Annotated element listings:
+ + +
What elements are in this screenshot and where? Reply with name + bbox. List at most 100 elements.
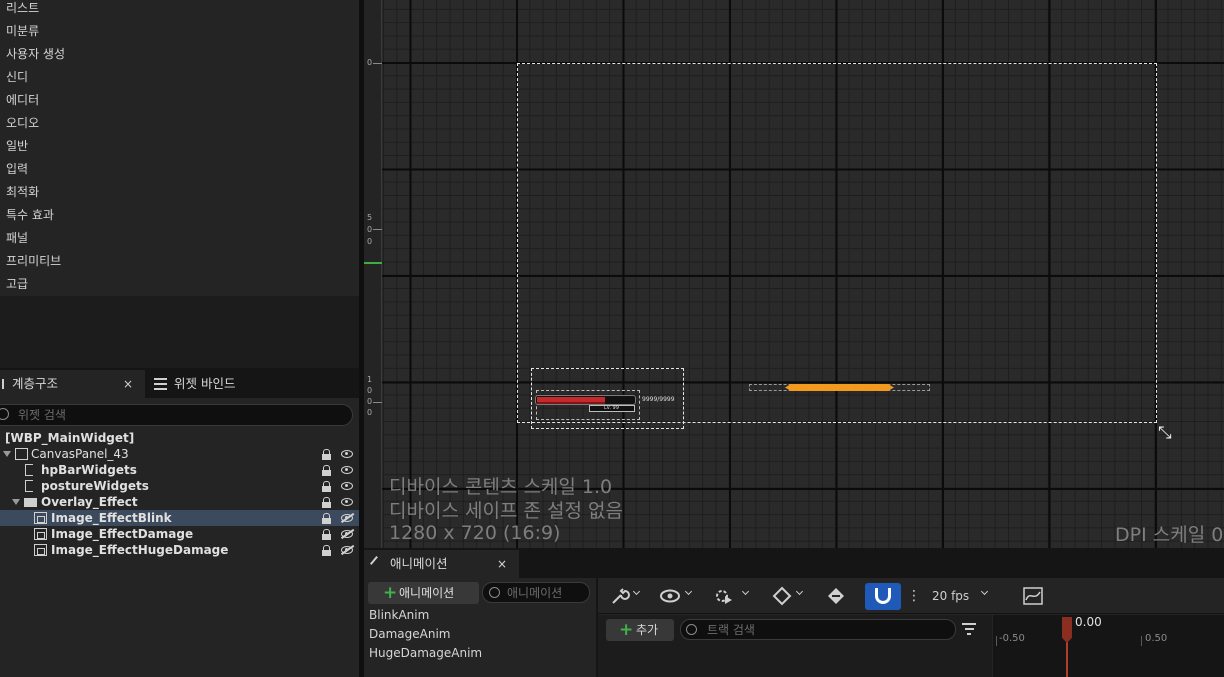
playback-settings-button[interactable] [713,586,753,606]
wrench-button[interactable] [610,586,644,606]
palette-category-misc[interactable]: 미분류 [6,23,39,45]
image-icon [34,528,47,540]
palette-category-input[interactable]: 입력 [6,161,28,183]
palette-category-audio[interactable]: 오디오 [6,115,39,137]
palette-category-common[interactable]: 일반 [6,138,28,160]
ruler-cursor-marker [364,262,382,264]
tree-item-effect-huge-damage[interactable]: Image_EffectHugeDamage [0,542,359,558]
filter-icon[interactable] [962,623,976,635]
tree-item-label: Image_EffectHugeDamage [51,543,229,557]
lock-icon[interactable] [322,529,331,540]
expand-arrow-icon[interactable] [3,451,11,457]
lock-icon[interactable] [322,497,331,508]
lock-icon[interactable] [322,465,331,476]
lock-icon[interactable] [322,481,331,492]
plus-icon: + [383,583,398,603]
playhead-handle[interactable] [1062,617,1072,643]
tree-item-label: Overlay_Effect [41,495,138,509]
hp-value-text: 9999/9999 [642,396,675,403]
eye-icon[interactable] [341,482,353,490]
track-search-input[interactable] [707,622,947,637]
eye-hidden-icon[interactable] [341,546,353,554]
resize-handle-icon[interactable]: ⤡ [1158,425,1172,442]
palette-category-synth[interactable]: 신디 [6,69,28,91]
timeline-tick [996,636,997,646]
palette-category-list[interactable]: 리스트 [6,0,39,22]
fps-label: 20 fps [932,589,970,603]
tab-widget-bindings[interactable]: 위젯 바인드 [152,370,292,398]
eye-hidden-icon[interactable] [341,514,353,522]
tree-item-root[interactable]: [WBP_MainWidget] [0,430,359,446]
animation-list-panel: + 애니메이션 BlinkAnim DamageAnim HugeDamageA… [364,578,596,677]
key-navigation-button[interactable] [826,586,848,606]
eye-hidden-icon[interactable] [341,530,353,538]
animation-item-blink[interactable]: BlinkAnim [369,608,429,622]
close-icon[interactable]: × [497,550,507,578]
key-diamond-icon [828,588,844,604]
timeline[interactable]: -0.50 0.50 0.00 [993,615,1224,677]
search-icon [686,624,697,635]
track-search-box[interactable] [680,619,956,640]
search-icon [0,408,9,420]
tree-item-label: Image_EffectBlink [51,511,172,525]
palette-category-primitive[interactable]: 프리미티브 [6,253,61,275]
animation-item-huge-damage[interactable]: HugeDamageAnim [369,646,482,660]
snap-options-button[interactable]: ⋮ [907,586,921,606]
animation-item-damage[interactable]: DamageAnim [369,627,450,641]
device-safe-zone-text: 디바이스 세이프 존 설정 없음 [389,500,623,522]
palette-category-user-created[interactable]: 사용자 생성 [6,46,65,68]
wrench-icon [612,588,630,604]
tree-item-hpbar[interactable]: hpBarWidgets [0,462,359,478]
view-button[interactable] [660,586,696,606]
animation-search-input[interactable] [507,585,587,600]
add-animation-button[interactable]: + 애니메이션 [368,582,479,604]
curve-editor-icon [1023,587,1043,605]
tree-item-effect-blink[interactable]: Image_EffectBlink [0,510,359,526]
tree-item-posture[interactable]: postureWidgets [0,478,359,494]
tab-hierarchy[interactable]: 계층구조 × [0,370,145,398]
lock-icon[interactable] [322,513,331,524]
curve-editor-button[interactable] [1022,586,1046,606]
posture-bar-fill [785,384,894,391]
lock-icon[interactable] [322,449,331,460]
designer-canvas[interactable]: 0 5 0 0 1 0 0 0 ⤡ 9999/9999 Lv. 99 디바이스 … [364,0,1224,548]
tab-widget-bindings-label: 위젯 바인드 [174,376,236,391]
tree-item-canvas-panel[interactable]: CanvasPanel_43 [0,446,359,462]
hierarchy-search-input[interactable] [18,407,318,423]
dpi-scale-text: DPI 스케일 0 [1115,524,1224,546]
tree-item-overlay[interactable]: Overlay_Effect [0,494,359,510]
fps-dropdown[interactable]: 20 fps [932,586,992,606]
palette-category-panel[interactable]: 패널 [6,230,28,252]
palette-category-optimization[interactable]: 최적화 [6,184,39,206]
tree-item-label: hpBarWidgets [41,463,137,477]
hierarchy-tab-bar: 계층구조 × 위젯 바인드 [0,370,359,398]
lock-icon[interactable] [322,545,331,556]
hp-bar-fill [537,397,605,404]
animation-search-box[interactable] [482,582,590,603]
snap-toggle-button[interactable] [865,583,901,610]
palette-category-editor[interactable]: 에디터 [6,92,39,114]
playhead-time: 0.00 [1075,615,1102,629]
search-icon [489,587,500,598]
chevron-down-icon [684,587,693,596]
hierarchy-search-box[interactable] [0,404,353,426]
tree-item-label: [WBP_MainWidget] [5,431,135,445]
eye-icon[interactable] [341,450,353,458]
user-widget-icon [25,464,33,476]
expand-arrow-icon[interactable] [12,499,20,505]
overlay-icon [24,498,37,507]
add-track-button[interactable]: + 추가 [606,619,674,641]
gear-play-icon [716,590,732,604]
eye-icon[interactable] [341,466,353,474]
eye-icon[interactable] [341,498,353,506]
keyframe-button[interactable] [772,586,808,606]
close-icon[interactable]: × [123,370,133,398]
tab-animations[interactable]: 애니메이션 × [364,550,519,578]
tree-item-effect-damage[interactable]: Image_EffectDamage [0,526,359,542]
list-icon [154,378,167,390]
track-list: + 추가 [598,615,992,677]
ruler-label: 0 [367,386,373,395]
palette-category-advanced[interactable]: 고급 [6,276,28,298]
palette-category-special-effects[interactable]: 특수 효과 [6,207,54,229]
ruler-label: 0 [367,225,373,234]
+ + +
* [Task description]: Print every line of the data above verbatim, omitting the pictures.

* [In response]:
What elements are in this screenshot and where? Reply with name + bbox. List at most 100 elements.
playback-settings-button[interactable] [713,586,753,606]
wrench-button[interactable] [610,586,644,606]
palette-category-misc[interactable]: 미분류 [6,23,39,45]
image-icon [34,528,47,540]
palette-category-input[interactable]: 입력 [6,161,28,183]
palette-category-audio[interactable]: 오디오 [6,115,39,137]
palette-category-common[interactable]: 일반 [6,138,28,160]
ruler-cursor-marker [364,262,382,264]
tree-item-effect-huge-damage[interactable]: Image_EffectHugeDamage [0,542,359,558]
filter-icon[interactable] [962,623,976,635]
tree-item-label: Image_EffectHugeDamage [51,543,229,557]
lock-icon[interactable] [322,529,331,540]
expand-arrow-icon[interactable] [3,451,11,457]
lock-icon[interactable] [322,497,331,508]
lock-icon[interactable] [322,465,331,476]
lock-icon[interactable] [322,481,331,492]
plus-icon: + [383,583,398,603]
playhead-handle[interactable] [1062,617,1072,643]
tree-item-label: Overlay_Effect [41,495,138,509]
hp-value-text: 9999/9999 [642,396,675,403]
eye-icon[interactable] [341,482,353,490]
track-search-input[interactable] [707,622,947,637]
eye-hidden-icon[interactable] [341,546,353,554]
resize-handle-icon[interactable]: ⤡ [1158,425,1172,442]
palette-category-synth[interactable]: 신디 [6,69,28,91]
timeline-tick [996,636,997,646]
palette-category-list[interactable]: 리스트 [6,0,39,22]
fps-label: 20 fps [932,589,970,603]
tab-widget-bindings[interactable]: 위젯 바인드 [152,370,292,398]
eye-hidden-icon[interactable] [341,514,353,522]
tree-item-root[interactable]: [WBP_MainWidget] [0,430,359,446]
animation-list-panel: + 애니메이션 BlinkAnim DamageAnim HugeDamageA… [364,578,596,677]
key-navigation-button[interactable] [826,586,848,606]
eye-hidden-icon[interactable] [341,530,353,538]
animation-item-blink[interactable]: BlinkAnim [369,608,429,622]
close-icon[interactable]: × [497,550,507,578]
key-diamond-icon [828,588,844,604]
timeline[interactable]: -0.50 0.50 0.00 [993,615,1224,677]
search-icon [686,624,697,635]
track-search-box[interactable] [680,619,956,640]
search-icon [0,408,9,420]
tree-item-label: Image_EffectBlink [51,511,172,525]
palette-category-primitive[interactable]: 프리미티브 [6,253,61,275]
animation-item-huge-damage[interactable]: HugeDamageAnim [369,646,482,660]
snap-options-button[interactable]: ⋮ [907,586,921,606]
animation-item-damage[interactable]: DamageAnim [369,627,450,641]
device-safe-zone-text: 디바이스 세이프 존 설정 없음 [389,500,623,522]
palette-category-user-created[interactable]: 사용자 생성 [6,46,65,68]
wrench-icon [612,588,630,604]
tree-item-hpbar[interactable]: hpBarWidgets [0,462,359,478]
view-button[interactable] [660,586,696,606]
animation-search-input[interactable] [507,585,587,600]
add-animation-button[interactable]: + 애니메이션 [368,582,479,604]
curve-editor-icon [1023,587,1043,605]
tree-item-effect-blink[interactable]: Image_EffectBlink [0,510,359,526]
tree-item-posture[interactable]: postureWidgets [0,478,359,494]
tab-hierarchy[interactable]: 계층구조 × [0,370,145,398]
lock-icon[interactable] [322,513,331,524]
curve-editor-button[interactable] [1022,586,1046,606]
posture-bar-fill [785,384,894,391]
lock-icon[interactable] [322,449,331,460]
designer-canvas[interactable]: 0 5 0 0 1 0 0 0 ⤡ 9999/9999 Lv. 99 디바이스 … [364,0,1224,548]
tab-widget-bindings-label: 위젯 바인드 [174,376,236,391]
tree-item-canvas-panel[interactable]: CanvasPanel_43 [0,446,359,462]
hierarchy-search-input[interactable] [18,407,318,423]
dpi-scale-text: DPI 스케일 0 [1115,524,1224,546]
tree-item-overlay[interactable]: Overlay_Effect [0,494,359,510]
fps-dropdown[interactable]: 20 fps [932,586,992,606]
palette-category-panel[interactable]: 패널 [6,230,28,252]
palette-category-optimization[interactable]: 최적화 [6,184,39,206]
tree-item-label: hpBarWidgets [41,463,137,477]
hierarchy-tab-bar: 계층구조 × 위젯 바인드 [0,370,359,398]
lock-icon[interactable] [322,545,331,556]
hp-bar-fill [537,397,605,404]
animation-search-box[interactable] [482,582,590,603]
snap-toggle-button[interactable] [865,583,901,610]
palette-category-editor[interactable]: 에디터 [6,92,39,114]
playhead-time: 0.00 [1075,615,1102,629]
search-icon [489,587,500,598]
chevron-down-icon [684,587,693,596]
hierarchy-search-box[interactable] [0,404,353,426]
tree-item-label: [WBP_MainWidget] [5,431,135,445]
eye-icon[interactable] [341,450,353,458]
user-widget-icon [25,464,33,476]
expand-arrow-icon[interactable] [12,499,20,505]
overlay-icon [24,498,37,507]
add-track-button[interactable]: + 추가 [606,619,674,641]
gear-play-icon [716,590,732,604]
eye-icon[interactable] [341,466,353,474]
eye-icon[interactable] [341,498,353,506]
keyframe-button[interactable] [772,586,808,606]
close-icon[interactable]: × [123,370,133,398]
tab-animations[interactable]: 애니메이션 × [364,550,519,578]
tree-item-effect-damage[interactable]: Image_EffectDamage [0,526,359,542]
list-icon [154,378,167,390]
track-list: + 추가 [598,615,992,677]
ruler-label: 0 [367,386,373,395]
palette-category-advanced[interactable]: 고급 [6,276,28,298]
palette-category-special-effects[interactable]: 특수 효과 [6,207,54,229]
ruler-label: 0 [367,225,373,234]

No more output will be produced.